### DIRECTIONS
Rewrite all of the entries below, replacing every "line-content" with "line-text" and leaving everything else unchanged. Leave the pictures out of your answer.

### RECORD EXCERPTS
============

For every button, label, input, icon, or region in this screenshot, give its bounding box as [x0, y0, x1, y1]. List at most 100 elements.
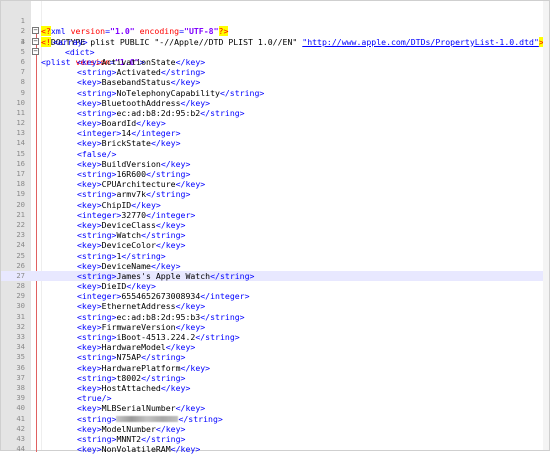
code-line[interactable]: 27 <string>James's Apple Watch</string>	[1, 270, 549, 282]
code-line[interactable]: 14 <key>BrickState</key>	[1, 138, 549, 148]
code-line[interactable]: 3 − <plist version="1.0">	[1, 26, 549, 67]
code-line[interactable]: 5− <dict>	[1, 47, 549, 57]
code-line[interactable]: 11 <string>ec:ad:b8:2d:95:b2</string>	[1, 108, 549, 118]
code-line[interactable]: 13 <integer>14</integer>	[1, 128, 549, 138]
line-number: 19	[16, 189, 25, 199]
code-line[interactable]: 7 <string>Activated</string>	[1, 67, 549, 77]
line-number: 17	[16, 169, 25, 178]
line-content: <key>HostAttached</key>	[77, 382, 191, 393]
code-line[interactable]: 21 <integer>32770</integer>	[1, 210, 549, 220]
line-content: <key>HardwarePlatform</key>	[77, 362, 211, 373]
code-line[interactable]: 9 <string>NoTelephonyCapability</string>	[1, 88, 549, 98]
code-line[interactable]: 2 <!DOCTYPE plist PUBLIC "-//Apple//DTD …	[1, 16, 549, 47]
line-number: 39	[16, 393, 25, 403]
xml-editor[interactable]: 1 <?xml version="1.0" encoding="UTF-8"?>…	[0, 0, 550, 454]
code-line[interactable]: 31 <string>ec:ad:b8:2d:95:b3</string>	[1, 312, 549, 322]
line-content: <key>BuildVersion</key>	[77, 158, 191, 169]
code-line[interactable]: 17 <string>16R600</string>	[1, 169, 549, 179]
code-line[interactable]: 4− <array>	[1, 37, 549, 47]
code-line[interactable]: 39 <true/>	[1, 393, 549, 403]
code-line[interactable]: 43 <string>MNNT2</string>	[1, 434, 549, 444]
key-value: BasebandStatus	[101, 77, 171, 88]
line-content: <string>NoTelephonyCapability</string>	[77, 87, 265, 98]
line-content: <string>16R600</string>	[77, 169, 191, 179]
integer-value: 6554652673008934	[121, 291, 201, 302]
code-line[interactable]: 26 <key>DeviceName</key>	[1, 261, 549, 271]
key-value: DeviceName	[101, 260, 151, 271]
line-number: 16	[16, 158, 25, 168]
line-number: 44	[16, 444, 25, 454]
fold-toggle-icon[interactable]: −	[32, 27, 39, 35]
line-content: <string>t8002</string>	[77, 372, 186, 383]
code-line[interactable]: 20 <key>ChipID</key>	[1, 200, 549, 210]
code-line[interactable]: 33 <string>iBoot-4513.224.2</string>	[1, 332, 549, 342]
line-content: <key>BrickState</key>	[77, 138, 181, 149]
line-content: <true/>	[77, 393, 112, 404]
line-number: 42	[16, 423, 25, 433]
key-value: MLBSerialNumber	[101, 403, 176, 414]
line-content: <string>Watch</string>	[77, 230, 186, 241]
line-number: 24	[16, 240, 25, 250]
key-value: HardwarePlatform	[101, 362, 181, 373]
line-content: <key>DieID</key>	[77, 281, 156, 292]
code-line[interactable]: 30 <key>EthernetAddress</key>	[1, 301, 549, 311]
code-line[interactable]: 35 <string>N75AP</string>	[1, 352, 549, 362]
string-value: t8002	[116, 372, 142, 383]
string-value: NoTelephonyCapability	[116, 87, 220, 98]
code-line[interactable]: 25 <string>1</string>	[1, 251, 549, 261]
integer-value: 14	[121, 128, 132, 139]
string-value: armv7k	[116, 189, 147, 200]
fold-toggle-icon[interactable]: −	[32, 37, 39, 45]
code-line[interactable]: 8 <key>BasebandStatus</key>	[1, 77, 549, 87]
code-line[interactable]: 42 <key>ModelNumber</key>	[1, 424, 549, 434]
code-line[interactable]: 34 <key>HardwareModel</key>	[1, 342, 549, 352]
key-value: EthernetAddress	[101, 301, 176, 312]
vertical-scrollbar[interactable]	[543, 1, 549, 450]
code-line[interactable]: 28 <key>DieID</key>	[1, 281, 549, 291]
code-line[interactable]: 6 <key>ActivationState</key>	[1, 57, 549, 67]
code-line[interactable]: 12 <key>BoardId</key>	[1, 118, 549, 128]
code-line[interactable]: 44 <key>NonVolatileRAM</key>	[1, 444, 549, 454]
code-line[interactable]: 32 <key>FirmwareVersion</key>	[1, 322, 549, 332]
key-value: ModelNumber	[101, 423, 156, 434]
redacted-serial	[116, 416, 179, 422]
code-area[interactable]: 1 <?xml version="1.0" encoding="UTF-8"?>…	[1, 6, 549, 454]
fold-toggle-icon[interactable]: −	[32, 47, 39, 55]
key-value: HostAttached	[101, 382, 161, 393]
line-number: 9	[20, 87, 25, 97]
line-content: <key>BasebandStatus</key>	[77, 77, 201, 88]
code-line[interactable]: 38 <key>HostAttached</key>	[1, 383, 549, 393]
line-number: 8	[20, 77, 25, 87]
code-line[interactable]: 36 <key>HardwarePlatform</key>	[1, 363, 549, 373]
code-line[interactable]: 41 <string> </string>	[1, 414, 549, 424]
line-number: 6	[20, 56, 25, 66]
line-number: 21	[16, 209, 25, 219]
code-line[interactable]: 19 <string>armv7k</string>	[1, 189, 549, 199]
code-line[interactable]: 10 <key>BluetoothAddress</key>	[1, 98, 549, 108]
code-line[interactable]: 1 <?xml version="1.0" encoding="UTF-8"?>	[1, 6, 549, 37]
line-number: 34	[16, 342, 25, 352]
code-line[interactable]: 18 <key>CPUArchitecture</key>	[1, 179, 549, 189]
code-line[interactable]: 23 <string>Watch</string>	[1, 230, 549, 240]
code-line[interactable]: 22 <key>DeviceClass</key>	[1, 220, 549, 230]
string-value: ec:ad:b8:2d:95:b3	[116, 311, 201, 322]
line-content: <integer>6554652673008934</integer>	[77, 291, 250, 302]
string-value: 16R600	[116, 169, 147, 179]
string-value: Watch	[116, 230, 142, 241]
line-content: <string>James's Apple Watch</string>	[77, 270, 255, 281]
code-line[interactable]: 40 <key>MLBSerialNumber</key>	[1, 403, 549, 413]
code-line[interactable]: 16 <key>BuildVersion</key>	[1, 159, 549, 169]
code-line[interactable]: 15 <false/>	[1, 149, 549, 159]
line-content: <key>BluetoothAddress</key>	[77, 97, 211, 108]
key-value: DeviceClass	[101, 219, 156, 230]
string-value: Activated	[116, 67, 161, 78]
line-number: 27	[16, 270, 25, 280]
line-content: <string>iBoot-4513.224.2</string>	[77, 332, 240, 342]
string-value: MNNT2	[116, 433, 142, 444]
code-line[interactable]: 24 <key>DeviceColor</key>	[1, 240, 549, 250]
line-number: 35	[16, 352, 25, 362]
string-value: iBoot-4513.224.2	[116, 332, 196, 342]
line-content: <string>armv7k</string>	[77, 189, 191, 200]
code-line[interactable]: 29 <integer>6554652673008934</integer>	[1, 291, 549, 301]
code-line[interactable]: 37 <string>t8002</string>	[1, 373, 549, 383]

============

### FULL OUTPUT
For every button, label, input, icon, or region in this screenshot, give its bounding box as [x0, y0, x1, y1]. List at most 100 elements.
code-line[interactable]: 27 <string>James's Apple Watch</string>	[1, 270, 549, 282]
code-line[interactable]: 14 <key>BrickState</key>	[1, 138, 549, 148]
code-line[interactable]: 3 − <plist version="1.0">	[1, 26, 549, 67]
code-line[interactable]: 5− <dict>	[1, 47, 549, 57]
code-line[interactable]: 11 <string>ec:ad:b8:2d:95:b2</string>	[1, 108, 549, 118]
code-line[interactable]: 13 <integer>14</integer>	[1, 128, 549, 138]
line-number: 19	[16, 189, 25, 199]
code-line[interactable]: 7 <string>Activated</string>	[1, 67, 549, 77]
line-number: 17	[16, 169, 25, 178]
line-text: <key>HostAttached</key>	[77, 382, 191, 393]
code-line[interactable]: 21 <integer>32770</integer>	[1, 210, 549, 220]
line-text: <key>HardwarePlatform</key>	[77, 362, 211, 373]
code-line[interactable]: 9 <string>NoTelephonyCapability</string>	[1, 88, 549, 98]
code-line[interactable]: 2 <!DOCTYPE plist PUBLIC "-//Apple//DTD …	[1, 16, 549, 47]
line-number: 39	[16, 393, 25, 403]
xml-editor[interactable]: 1 <?xml version="1.0" encoding="UTF-8"?>…	[0, 0, 550, 454]
code-line[interactable]: 31 <string>ec:ad:b8:2d:95:b3</string>	[1, 312, 549, 322]
line-text: <key>BuildVersion</key>	[77, 158, 191, 169]
code-line[interactable]: 17 <string>16R600</string>	[1, 169, 549, 179]
code-line[interactable]: 4− <array>	[1, 37, 549, 47]
code-line[interactable]: 39 <true/>	[1, 393, 549, 403]
code-line[interactable]: 43 <string>MNNT2</string>	[1, 434, 549, 444]
key-value: BasebandStatus	[101, 77, 171, 88]
line-text: <string>NoTelephonyCapability</string>	[77, 87, 265, 98]
line-text: <string>16R600</string>	[77, 169, 191, 179]
integer-value: 6554652673008934	[121, 291, 201, 302]
code-line[interactable]: 26 <key>DeviceName</key>	[1, 261, 549, 271]
key-value: DeviceName	[101, 260, 151, 271]
line-number: 16	[16, 158, 25, 168]
line-number: 44	[16, 444, 25, 454]
fold-toggle-icon[interactable]: −	[32, 27, 39, 35]
line-text: <string>t8002</string>	[77, 372, 186, 383]
code-line[interactable]: 20 <key>ChipID</key>	[1, 200, 549, 210]
code-line[interactable]: 33 <string>iBoot-4513.224.2</string>	[1, 332, 549, 342]
line-text: <key>BrickState</key>	[77, 138, 181, 149]
line-text: <true/>	[77, 393, 112, 404]
line-number: 42	[16, 423, 25, 433]
key-value: MLBSerialNumber	[101, 403, 176, 414]
line-text: <string>Watch</string>	[77, 230, 186, 241]
line-number: 24	[16, 240, 25, 250]
key-value: HardwarePlatform	[101, 362, 181, 373]
line-text: <key>DieID</key>	[77, 281, 156, 292]
code-line[interactable]: 30 <key>EthernetAddress</key>	[1, 301, 549, 311]
code-line[interactable]: 35 <string>N75AP</string>	[1, 352, 549, 362]
string-value: t8002	[116, 372, 142, 383]
string-value: NoTelephonyCapability	[116, 87, 220, 98]
code-line[interactable]: 25 <string>1</string>	[1, 251, 549, 261]
integer-value: 14	[121, 128, 132, 139]
string-value: armv7k	[116, 189, 147, 200]
fold-toggle-icon[interactable]: −	[32, 37, 39, 45]
code-line[interactable]: 8 <key>BasebandStatus</key>	[1, 77, 549, 87]
code-line[interactable]: 42 <key>ModelNumber</key>	[1, 424, 549, 434]
code-line[interactable]: 34 <key>HardwareModel</key>	[1, 342, 549, 352]
key-value: EthernetAddress	[101, 301, 176, 312]
vertical-scrollbar[interactable]	[543, 1, 549, 450]
code-line[interactable]: 28 <key>DieID</key>	[1, 281, 549, 291]
code-line[interactable]: 6 <key>ActivationState</key>	[1, 57, 549, 67]
code-line[interactable]: 12 <key>BoardId</key>	[1, 118, 549, 128]
code-line[interactable]: 44 <key>NonVolatileRAM</key>	[1, 444, 549, 454]
code-line[interactable]: 32 <key>FirmwareVersion</key>	[1, 322, 549, 332]
key-value: ModelNumber	[101, 423, 156, 434]
redacted-serial	[116, 416, 179, 422]
code-area[interactable]: 1 <?xml version="1.0" encoding="UTF-8"?>…	[1, 6, 549, 454]
fold-toggle-icon[interactable]: −	[32, 47, 39, 55]
key-value: HostAttached	[101, 382, 161, 393]
line-number: 9	[20, 87, 25, 97]
line-text: <key>BasebandStatus</key>	[77, 77, 201, 88]
code-line[interactable]: 38 <key>HostAttached</key>	[1, 383, 549, 393]
line-number: 8	[20, 77, 25, 87]
code-line[interactable]: 36 <key>HardwarePlatform</key>	[1, 363, 549, 373]
code-line[interactable]: 41 <string> </string>	[1, 414, 549, 424]
line-number: 6	[20, 56, 25, 66]
line-number: 21	[16, 209, 25, 219]
code-line[interactable]: 19 <string>armv7k</string>	[1, 189, 549, 199]
code-line[interactable]: 10 <key>BluetoothAddress</key>	[1, 98, 549, 108]
code-line[interactable]: 1 <?xml version="1.0" encoding="UTF-8"?>	[1, 6, 549, 37]
line-number: 34	[16, 342, 25, 352]
code-line[interactable]: 18 <key>CPUArchitecture</key>	[1, 179, 549, 189]
code-line[interactable]: 23 <string>Watch</string>	[1, 230, 549, 240]
code-line[interactable]: 22 <key>DeviceClass</key>	[1, 220, 549, 230]
string-value: ec:ad:b8:2d:95:b3	[116, 311, 201, 322]
line-text: <integer>6554652673008934</integer>	[77, 291, 250, 302]
string-value: 16R600	[116, 169, 147, 179]
string-value: Watch	[116, 230, 142, 241]
line-text: <string>James's Apple Watch</string>	[77, 270, 255, 281]
code-line[interactable]: 40 <key>MLBSerialNumber</key>	[1, 403, 549, 413]
code-line[interactable]: 16 <key>BuildVersion</key>	[1, 159, 549, 169]
code-line[interactable]: 15 <false/>	[1, 149, 549, 159]
line-text: <key>BluetoothAddress</key>	[77, 97, 211, 108]
key-value: DeviceClass	[101, 219, 156, 230]
string-value: Activated	[116, 67, 161, 78]
line-number: 27	[16, 270, 25, 280]
line-text: <string>iBoot-4513.224.2</string>	[77, 332, 240, 342]
string-value: MNNT2	[116, 433, 142, 444]
code-line[interactable]: 24 <key>DeviceColor</key>	[1, 240, 549, 250]
line-number: 35	[16, 352, 25, 362]
string-value: iBoot-4513.224.2	[116, 332, 196, 342]
line-text: <string>armv7k</string>	[77, 189, 191, 200]
code-line[interactable]: 29 <integer>6554652673008934</integer>	[1, 291, 549, 301]
code-line[interactable]: 37 <string>t8002</string>	[1, 373, 549, 383]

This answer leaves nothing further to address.